AUFGABENSTELLUNG:
**A)** Schreiben Sie aus dem Textauszug den Abschnitt von "Das Alleinesein ist" bis einschließlich "die Sache heran." wortgetreu ab.
**B)** Ab wann sinkt laut Textauszug die extrem starke Bindung zur Bezugsperson kurzfristig?

Menschen sind grundsätzlich das Tollste für den Hund

Das Alleinesein ist daher für sie erst mal der Supergau. Allein zu sein bedeutet für einen Welpen verhungern, selber gefressen werden oder sterben. Das ist tief in ihnen verankert. Daher fangen Sie bitte nicht zu früh an, den Welpen ans allein sein zu gewöhnen. Er hat ohnehin gerade durch Sie seine Mutter und seine Geschwister für immer verloren. Wie gesagt: Erst ab der Pubertät sinkt kurzfristig die extrem starke Bindung zur Bezugsperson. Ich möchte hier keine Regel aufstellen, denn ich kenne Welpen, die sehr früh sehr selbstständig sind und im Gegensatz dazu Welpen, die wahre Muttersöhnchen sind, die an Frauchens Rockzipfel hängen aus lauter Angst verloren zu gehen. Jeder Hund ist ein Individuum. Gehen Sie dennoch behutsam an die Sache heran.

BEREITGESTELLTE ANGABEN:
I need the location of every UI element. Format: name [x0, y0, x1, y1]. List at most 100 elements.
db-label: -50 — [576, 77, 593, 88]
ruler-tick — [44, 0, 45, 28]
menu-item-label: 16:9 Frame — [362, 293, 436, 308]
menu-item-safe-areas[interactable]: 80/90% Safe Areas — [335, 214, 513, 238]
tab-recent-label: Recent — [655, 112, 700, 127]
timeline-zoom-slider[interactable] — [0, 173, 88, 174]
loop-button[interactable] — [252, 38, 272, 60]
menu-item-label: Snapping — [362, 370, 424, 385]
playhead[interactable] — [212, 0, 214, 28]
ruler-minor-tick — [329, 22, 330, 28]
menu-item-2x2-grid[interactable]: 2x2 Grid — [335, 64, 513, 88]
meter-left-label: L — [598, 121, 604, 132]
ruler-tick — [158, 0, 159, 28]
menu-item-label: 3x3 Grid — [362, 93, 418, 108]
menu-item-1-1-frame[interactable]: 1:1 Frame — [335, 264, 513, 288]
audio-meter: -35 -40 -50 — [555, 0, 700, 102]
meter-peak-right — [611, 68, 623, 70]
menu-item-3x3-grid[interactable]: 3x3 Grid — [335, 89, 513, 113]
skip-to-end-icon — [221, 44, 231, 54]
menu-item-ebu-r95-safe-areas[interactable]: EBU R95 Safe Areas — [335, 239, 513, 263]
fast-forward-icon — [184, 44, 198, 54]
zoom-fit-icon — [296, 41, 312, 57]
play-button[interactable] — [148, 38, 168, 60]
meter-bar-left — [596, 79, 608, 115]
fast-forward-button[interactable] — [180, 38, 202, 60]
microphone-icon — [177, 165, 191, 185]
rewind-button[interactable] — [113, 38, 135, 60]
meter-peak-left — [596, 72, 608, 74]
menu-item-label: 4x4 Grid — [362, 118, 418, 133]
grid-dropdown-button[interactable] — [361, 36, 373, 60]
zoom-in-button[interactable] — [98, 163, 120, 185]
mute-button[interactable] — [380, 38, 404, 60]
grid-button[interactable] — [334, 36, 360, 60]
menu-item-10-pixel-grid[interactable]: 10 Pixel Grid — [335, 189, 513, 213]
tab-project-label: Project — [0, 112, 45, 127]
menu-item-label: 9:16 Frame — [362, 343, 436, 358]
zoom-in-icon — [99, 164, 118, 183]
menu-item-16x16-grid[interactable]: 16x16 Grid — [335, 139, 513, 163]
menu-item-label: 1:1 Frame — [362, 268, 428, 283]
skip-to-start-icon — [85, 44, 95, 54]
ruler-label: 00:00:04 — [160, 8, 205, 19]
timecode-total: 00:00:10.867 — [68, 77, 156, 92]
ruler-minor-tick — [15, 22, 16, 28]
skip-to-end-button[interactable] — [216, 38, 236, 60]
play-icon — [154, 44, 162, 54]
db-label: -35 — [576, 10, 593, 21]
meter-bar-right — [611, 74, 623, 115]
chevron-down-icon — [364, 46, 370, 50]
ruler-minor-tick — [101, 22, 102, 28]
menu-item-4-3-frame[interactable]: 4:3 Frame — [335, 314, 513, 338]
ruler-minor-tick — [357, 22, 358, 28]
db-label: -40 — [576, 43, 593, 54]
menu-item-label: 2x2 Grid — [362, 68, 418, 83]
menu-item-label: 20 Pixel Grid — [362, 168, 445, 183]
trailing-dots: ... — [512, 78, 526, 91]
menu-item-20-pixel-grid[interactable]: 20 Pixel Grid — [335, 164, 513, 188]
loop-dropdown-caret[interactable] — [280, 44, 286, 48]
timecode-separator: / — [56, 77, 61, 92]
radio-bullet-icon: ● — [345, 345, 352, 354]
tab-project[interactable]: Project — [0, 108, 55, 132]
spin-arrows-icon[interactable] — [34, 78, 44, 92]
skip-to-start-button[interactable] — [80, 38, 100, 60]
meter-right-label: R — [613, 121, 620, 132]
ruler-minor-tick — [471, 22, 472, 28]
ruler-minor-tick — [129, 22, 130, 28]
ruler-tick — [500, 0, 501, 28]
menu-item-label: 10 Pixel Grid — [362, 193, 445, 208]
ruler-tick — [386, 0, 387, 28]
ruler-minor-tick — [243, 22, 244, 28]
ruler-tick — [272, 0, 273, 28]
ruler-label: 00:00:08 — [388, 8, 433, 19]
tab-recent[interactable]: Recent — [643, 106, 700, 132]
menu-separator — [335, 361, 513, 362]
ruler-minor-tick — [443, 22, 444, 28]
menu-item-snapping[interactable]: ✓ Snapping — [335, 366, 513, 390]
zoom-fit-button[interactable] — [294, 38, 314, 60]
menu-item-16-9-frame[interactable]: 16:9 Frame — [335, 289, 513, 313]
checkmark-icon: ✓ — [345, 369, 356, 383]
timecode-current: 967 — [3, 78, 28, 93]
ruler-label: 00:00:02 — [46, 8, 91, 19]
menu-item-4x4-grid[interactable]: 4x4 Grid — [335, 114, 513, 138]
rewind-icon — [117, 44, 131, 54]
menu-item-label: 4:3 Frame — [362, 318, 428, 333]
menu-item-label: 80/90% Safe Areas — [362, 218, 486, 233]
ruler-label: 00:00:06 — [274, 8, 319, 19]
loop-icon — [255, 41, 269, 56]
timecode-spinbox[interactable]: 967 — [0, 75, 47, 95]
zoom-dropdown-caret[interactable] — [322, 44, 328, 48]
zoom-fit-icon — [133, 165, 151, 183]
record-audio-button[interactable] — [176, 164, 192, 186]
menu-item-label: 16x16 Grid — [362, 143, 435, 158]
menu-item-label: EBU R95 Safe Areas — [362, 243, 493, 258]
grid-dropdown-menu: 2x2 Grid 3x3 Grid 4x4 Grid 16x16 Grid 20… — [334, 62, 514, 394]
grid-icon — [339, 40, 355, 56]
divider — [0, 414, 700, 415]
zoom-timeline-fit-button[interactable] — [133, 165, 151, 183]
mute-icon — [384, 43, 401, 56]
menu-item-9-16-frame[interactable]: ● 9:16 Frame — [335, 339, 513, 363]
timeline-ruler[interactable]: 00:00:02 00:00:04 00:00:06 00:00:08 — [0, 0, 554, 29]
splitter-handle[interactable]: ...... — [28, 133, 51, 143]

LÖSUNGEN:
**A)**
Das Alleinesein ist daher für sie erst mal der Supergau. Allein zu sein bedeutet für einen Welpen verhungern, selber gefressen werden oder sterben. Das ist tief in ihnen verankert. Daher fangen Sie bitte nicht zu früh an, den Welpen ans allein sein zu gewöhnen. Er hat ohnehin gerade durch Sie seine Mutter und seine Geschwister für immer verloren. Wie gesagt: Erst ab der Pubertät sinkt kurzfristig die extrem starke Bindung zur Bezugsperson. Ich möchte hier keine Regel aufstellen, denn ich kenne Welpen, die sehr früh sehr selbstständig sind und im Gegensatz dazu Welpen, die wahre Muttersöhnchen sind, die an Frauchens Rockzipfel hängen aus lauter Angst verloren zu gehen. Jeder Hund ist ein Individuum. Gehen Sie dennoch behutsam an die Sache heran.

**B)** Erst ab der Pubertät.